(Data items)
+++
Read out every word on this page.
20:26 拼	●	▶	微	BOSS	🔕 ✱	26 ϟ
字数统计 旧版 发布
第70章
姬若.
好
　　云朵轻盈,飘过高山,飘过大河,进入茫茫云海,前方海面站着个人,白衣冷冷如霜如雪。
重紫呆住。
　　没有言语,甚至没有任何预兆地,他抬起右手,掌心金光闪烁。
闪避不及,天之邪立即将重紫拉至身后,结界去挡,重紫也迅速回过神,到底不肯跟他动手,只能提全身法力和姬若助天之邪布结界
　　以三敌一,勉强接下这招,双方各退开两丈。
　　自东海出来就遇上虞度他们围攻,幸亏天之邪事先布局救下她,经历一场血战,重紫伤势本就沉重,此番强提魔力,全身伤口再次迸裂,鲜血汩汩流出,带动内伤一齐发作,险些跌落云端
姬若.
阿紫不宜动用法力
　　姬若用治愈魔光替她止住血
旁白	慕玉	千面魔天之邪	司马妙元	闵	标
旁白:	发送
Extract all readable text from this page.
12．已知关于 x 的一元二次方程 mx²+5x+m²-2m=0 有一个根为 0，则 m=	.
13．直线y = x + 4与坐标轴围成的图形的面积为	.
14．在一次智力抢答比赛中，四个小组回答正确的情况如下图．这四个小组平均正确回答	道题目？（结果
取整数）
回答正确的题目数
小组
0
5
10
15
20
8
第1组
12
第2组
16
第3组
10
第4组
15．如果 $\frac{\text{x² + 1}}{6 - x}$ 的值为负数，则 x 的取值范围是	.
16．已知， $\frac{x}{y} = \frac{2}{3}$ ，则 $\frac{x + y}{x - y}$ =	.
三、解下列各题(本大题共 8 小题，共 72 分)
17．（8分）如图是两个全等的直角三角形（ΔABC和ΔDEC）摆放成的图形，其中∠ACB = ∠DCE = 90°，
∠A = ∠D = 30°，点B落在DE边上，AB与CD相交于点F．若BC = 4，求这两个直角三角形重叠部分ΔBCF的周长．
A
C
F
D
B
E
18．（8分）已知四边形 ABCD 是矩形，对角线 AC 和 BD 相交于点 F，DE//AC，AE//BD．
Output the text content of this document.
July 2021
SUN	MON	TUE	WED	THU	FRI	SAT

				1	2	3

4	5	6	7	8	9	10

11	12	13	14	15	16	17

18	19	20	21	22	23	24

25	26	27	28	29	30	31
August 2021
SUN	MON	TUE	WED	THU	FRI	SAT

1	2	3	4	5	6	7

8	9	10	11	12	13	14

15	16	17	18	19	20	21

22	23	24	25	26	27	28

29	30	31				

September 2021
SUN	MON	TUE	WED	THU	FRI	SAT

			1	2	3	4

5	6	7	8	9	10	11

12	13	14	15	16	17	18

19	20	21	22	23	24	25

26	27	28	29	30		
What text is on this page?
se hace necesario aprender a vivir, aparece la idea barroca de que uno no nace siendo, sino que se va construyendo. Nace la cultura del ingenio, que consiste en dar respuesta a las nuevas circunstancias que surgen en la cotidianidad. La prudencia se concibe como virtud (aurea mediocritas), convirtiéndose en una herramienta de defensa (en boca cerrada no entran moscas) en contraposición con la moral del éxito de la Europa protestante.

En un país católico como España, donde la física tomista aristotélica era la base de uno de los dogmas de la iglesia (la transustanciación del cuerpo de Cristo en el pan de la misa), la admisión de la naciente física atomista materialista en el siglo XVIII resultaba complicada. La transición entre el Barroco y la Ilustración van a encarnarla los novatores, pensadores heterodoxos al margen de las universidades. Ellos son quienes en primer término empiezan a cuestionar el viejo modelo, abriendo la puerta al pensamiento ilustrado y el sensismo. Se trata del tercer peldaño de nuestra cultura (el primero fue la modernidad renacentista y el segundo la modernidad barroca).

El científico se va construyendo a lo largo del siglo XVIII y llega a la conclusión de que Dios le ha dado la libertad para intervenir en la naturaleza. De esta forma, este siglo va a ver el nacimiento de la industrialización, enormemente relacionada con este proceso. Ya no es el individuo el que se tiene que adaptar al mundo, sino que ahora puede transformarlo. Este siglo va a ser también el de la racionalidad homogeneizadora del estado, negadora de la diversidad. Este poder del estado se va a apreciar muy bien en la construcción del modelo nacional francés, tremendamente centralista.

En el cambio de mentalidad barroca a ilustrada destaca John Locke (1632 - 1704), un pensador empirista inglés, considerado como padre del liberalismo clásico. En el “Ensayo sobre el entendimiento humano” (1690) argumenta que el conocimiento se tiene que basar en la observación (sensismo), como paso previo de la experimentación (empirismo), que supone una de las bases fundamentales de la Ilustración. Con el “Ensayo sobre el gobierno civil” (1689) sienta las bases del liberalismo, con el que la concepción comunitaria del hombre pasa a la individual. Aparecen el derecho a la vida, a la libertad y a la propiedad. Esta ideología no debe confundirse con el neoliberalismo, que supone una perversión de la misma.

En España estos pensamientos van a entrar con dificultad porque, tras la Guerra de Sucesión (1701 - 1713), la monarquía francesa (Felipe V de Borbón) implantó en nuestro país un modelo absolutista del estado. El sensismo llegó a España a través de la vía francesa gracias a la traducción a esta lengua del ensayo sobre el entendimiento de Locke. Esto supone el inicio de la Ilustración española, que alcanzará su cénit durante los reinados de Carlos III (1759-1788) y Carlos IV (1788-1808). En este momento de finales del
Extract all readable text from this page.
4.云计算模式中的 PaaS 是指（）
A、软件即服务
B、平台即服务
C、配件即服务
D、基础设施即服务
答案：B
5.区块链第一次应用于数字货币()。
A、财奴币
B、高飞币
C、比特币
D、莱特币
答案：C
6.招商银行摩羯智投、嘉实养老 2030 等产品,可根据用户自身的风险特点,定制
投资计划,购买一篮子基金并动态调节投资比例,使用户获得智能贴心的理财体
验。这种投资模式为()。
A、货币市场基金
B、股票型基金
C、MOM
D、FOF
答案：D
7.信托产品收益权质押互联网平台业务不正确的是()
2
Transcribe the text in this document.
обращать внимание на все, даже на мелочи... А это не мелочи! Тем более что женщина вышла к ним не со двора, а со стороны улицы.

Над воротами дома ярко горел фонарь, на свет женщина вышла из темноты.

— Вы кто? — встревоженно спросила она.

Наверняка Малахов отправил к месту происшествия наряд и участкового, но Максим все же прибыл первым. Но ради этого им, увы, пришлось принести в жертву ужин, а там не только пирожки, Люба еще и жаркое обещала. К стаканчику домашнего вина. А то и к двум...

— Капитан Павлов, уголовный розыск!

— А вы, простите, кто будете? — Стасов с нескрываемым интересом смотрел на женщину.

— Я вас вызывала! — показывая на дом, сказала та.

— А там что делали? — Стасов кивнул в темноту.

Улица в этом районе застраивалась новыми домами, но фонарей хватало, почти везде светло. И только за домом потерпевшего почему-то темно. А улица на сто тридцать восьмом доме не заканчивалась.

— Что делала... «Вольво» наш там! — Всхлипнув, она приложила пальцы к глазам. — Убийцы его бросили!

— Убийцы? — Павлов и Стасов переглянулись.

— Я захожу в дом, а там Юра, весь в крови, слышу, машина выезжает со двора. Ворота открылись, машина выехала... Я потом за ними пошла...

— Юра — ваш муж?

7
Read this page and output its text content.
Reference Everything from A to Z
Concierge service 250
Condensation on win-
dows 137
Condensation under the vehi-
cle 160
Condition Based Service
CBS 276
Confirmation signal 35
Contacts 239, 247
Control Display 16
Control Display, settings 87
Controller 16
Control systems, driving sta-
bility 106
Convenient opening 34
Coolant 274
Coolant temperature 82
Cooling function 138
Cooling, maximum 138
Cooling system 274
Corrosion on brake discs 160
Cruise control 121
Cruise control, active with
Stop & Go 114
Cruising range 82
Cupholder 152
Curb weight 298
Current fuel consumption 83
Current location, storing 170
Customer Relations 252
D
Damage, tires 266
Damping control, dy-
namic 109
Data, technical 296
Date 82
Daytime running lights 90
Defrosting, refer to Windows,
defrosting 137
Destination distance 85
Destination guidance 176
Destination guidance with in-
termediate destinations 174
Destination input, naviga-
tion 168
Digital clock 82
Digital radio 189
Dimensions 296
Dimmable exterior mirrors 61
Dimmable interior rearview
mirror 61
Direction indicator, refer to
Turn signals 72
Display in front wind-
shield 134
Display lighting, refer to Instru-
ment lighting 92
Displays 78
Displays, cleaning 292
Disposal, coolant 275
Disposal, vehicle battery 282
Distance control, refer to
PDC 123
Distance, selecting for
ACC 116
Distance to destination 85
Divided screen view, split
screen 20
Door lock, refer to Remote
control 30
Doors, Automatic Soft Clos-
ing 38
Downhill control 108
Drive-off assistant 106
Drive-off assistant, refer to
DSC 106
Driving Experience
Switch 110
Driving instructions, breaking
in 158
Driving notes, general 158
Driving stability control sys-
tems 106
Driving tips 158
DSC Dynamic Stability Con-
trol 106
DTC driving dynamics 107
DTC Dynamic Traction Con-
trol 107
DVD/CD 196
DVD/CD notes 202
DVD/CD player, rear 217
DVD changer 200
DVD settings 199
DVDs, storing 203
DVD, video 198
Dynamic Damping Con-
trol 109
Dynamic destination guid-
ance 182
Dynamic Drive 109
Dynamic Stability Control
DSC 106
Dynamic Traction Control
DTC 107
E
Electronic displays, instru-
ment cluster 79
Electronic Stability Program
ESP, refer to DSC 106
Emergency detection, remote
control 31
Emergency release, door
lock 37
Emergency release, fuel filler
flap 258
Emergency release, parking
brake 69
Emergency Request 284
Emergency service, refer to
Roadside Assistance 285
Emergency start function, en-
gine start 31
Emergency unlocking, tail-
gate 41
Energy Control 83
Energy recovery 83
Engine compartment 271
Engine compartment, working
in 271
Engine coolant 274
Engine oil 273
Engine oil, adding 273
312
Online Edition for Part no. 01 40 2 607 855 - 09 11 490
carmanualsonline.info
+++
● **Required work**
Each line that contains the string "Traction" counts once; say how many there are and nothing else.

● **Task response**
2